- Requirements:
Print every line of the listing below verbatim, leaving out the picture markers.

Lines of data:
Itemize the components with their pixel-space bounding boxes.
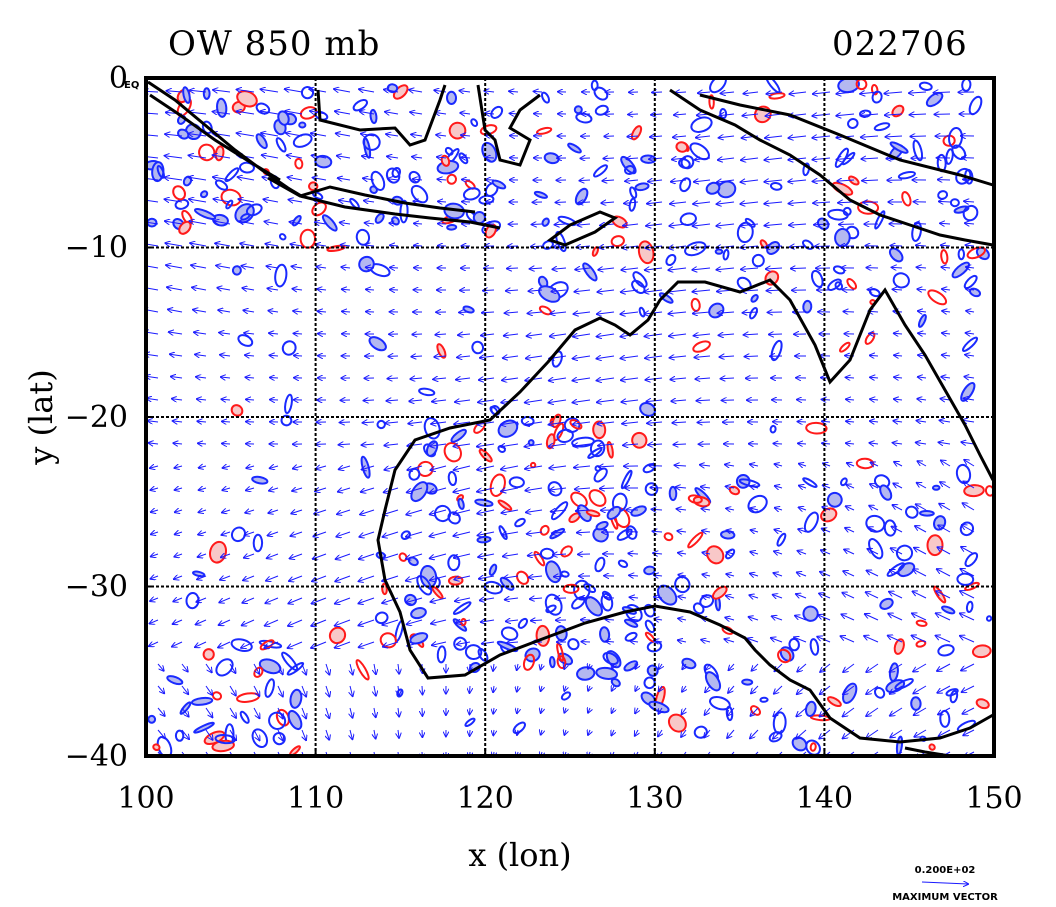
coastline-borneo <box>316 84 447 147</box>
map-title: OW 850 mb <box>168 24 381 64</box>
y-tick-label: −30 <box>65 570 128 605</box>
y-tick-label: −40 <box>65 739 128 774</box>
x-tick-label: 150 <box>965 781 1022 816</box>
lat-lon-grid <box>146 78 994 756</box>
coastline-sulawesi <box>476 84 541 167</box>
max-vector-value: 0.200E+02 <box>915 865 976 876</box>
map-date-code: 022706 <box>832 24 968 64</box>
equator-label: EQ <box>124 80 139 91</box>
y-tick-label: −20 <box>65 400 128 435</box>
y-tick-label: 0 <box>109 61 128 96</box>
x-tick-label: 130 <box>626 781 683 816</box>
max-vector-label: MAXIMUM VECTOR <box>892 892 998 903</box>
coastline-new-guinea <box>669 88 994 247</box>
max-vector-key: 0.200E+02 MAXIMUM VECTOR <box>892 865 998 903</box>
coastlines <box>147 80 994 756</box>
x-axis-label: x (lon) <box>468 836 571 874</box>
axis-ticks: 100 110 120 130 140 150 0 −10 −20 −30 −40 <box>65 61 1023 816</box>
x-tick-label: 120 <box>457 781 514 816</box>
y-axis-label: y (lat) <box>22 369 60 465</box>
coastline-australia <box>376 278 994 744</box>
coastline-java <box>267 176 501 230</box>
wind-vector-field <box>146 89 975 756</box>
x-tick-label: 110 <box>287 781 344 816</box>
x-tick-label: 100 <box>117 781 174 816</box>
x-tick-label: 140 <box>796 781 853 816</box>
coastline-timor <box>546 210 619 247</box>
max-vector-arrow <box>921 882 968 884</box>
y-tick-label: −10 <box>65 231 128 266</box>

- Task output:
Itemize the components with their pixel-space bounding boxes.
coastline-borneo <box>316 84 447 147</box>
map-title: OW 850 mb <box>168 24 381 64</box>
y-tick-label: −30 <box>65 570 128 605</box>
y-tick-label: −40 <box>65 739 128 774</box>
x-tick-label: 150 <box>965 781 1022 816</box>
lat-lon-grid <box>146 78 994 756</box>
coastline-sulawesi <box>476 84 541 167</box>
max-vector-value: 0.200E+02 <box>915 865 976 876</box>
map-date-code: 022706 <box>832 24 968 64</box>
equator-label: EQ <box>124 80 139 91</box>
y-tick-label: −20 <box>65 400 128 435</box>
y-tick-label: 0 <box>109 61 128 96</box>
x-tick-label: 130 <box>626 781 683 816</box>
max-vector-label: MAXIMUM VECTOR <box>892 892 998 903</box>
coastline-new-guinea <box>669 88 994 247</box>
max-vector-key: 0.200E+02 MAXIMUM VECTOR <box>892 865 998 903</box>
coastlines <box>147 80 994 756</box>
x-axis-label: x (lon) <box>468 836 571 874</box>
axis-ticks: 100 110 120 130 140 150 0 −10 −20 −30 −40 <box>65 61 1023 816</box>
x-tick-label: 120 <box>457 781 514 816</box>
y-axis-label: y (lat) <box>22 369 60 465</box>
coastline-australia <box>376 278 994 744</box>
coastline-java <box>267 176 501 230</box>
wind-vector-field <box>146 89 975 756</box>
x-tick-label: 110 <box>287 781 344 816</box>
x-tick-label: 100 <box>117 781 174 816</box>
x-tick-label: 140 <box>796 781 853 816</box>
coastline-timor <box>546 210 619 247</box>
max-vector-arrow <box>921 882 968 884</box>
y-tick-label: −10 <box>65 231 128 266</box>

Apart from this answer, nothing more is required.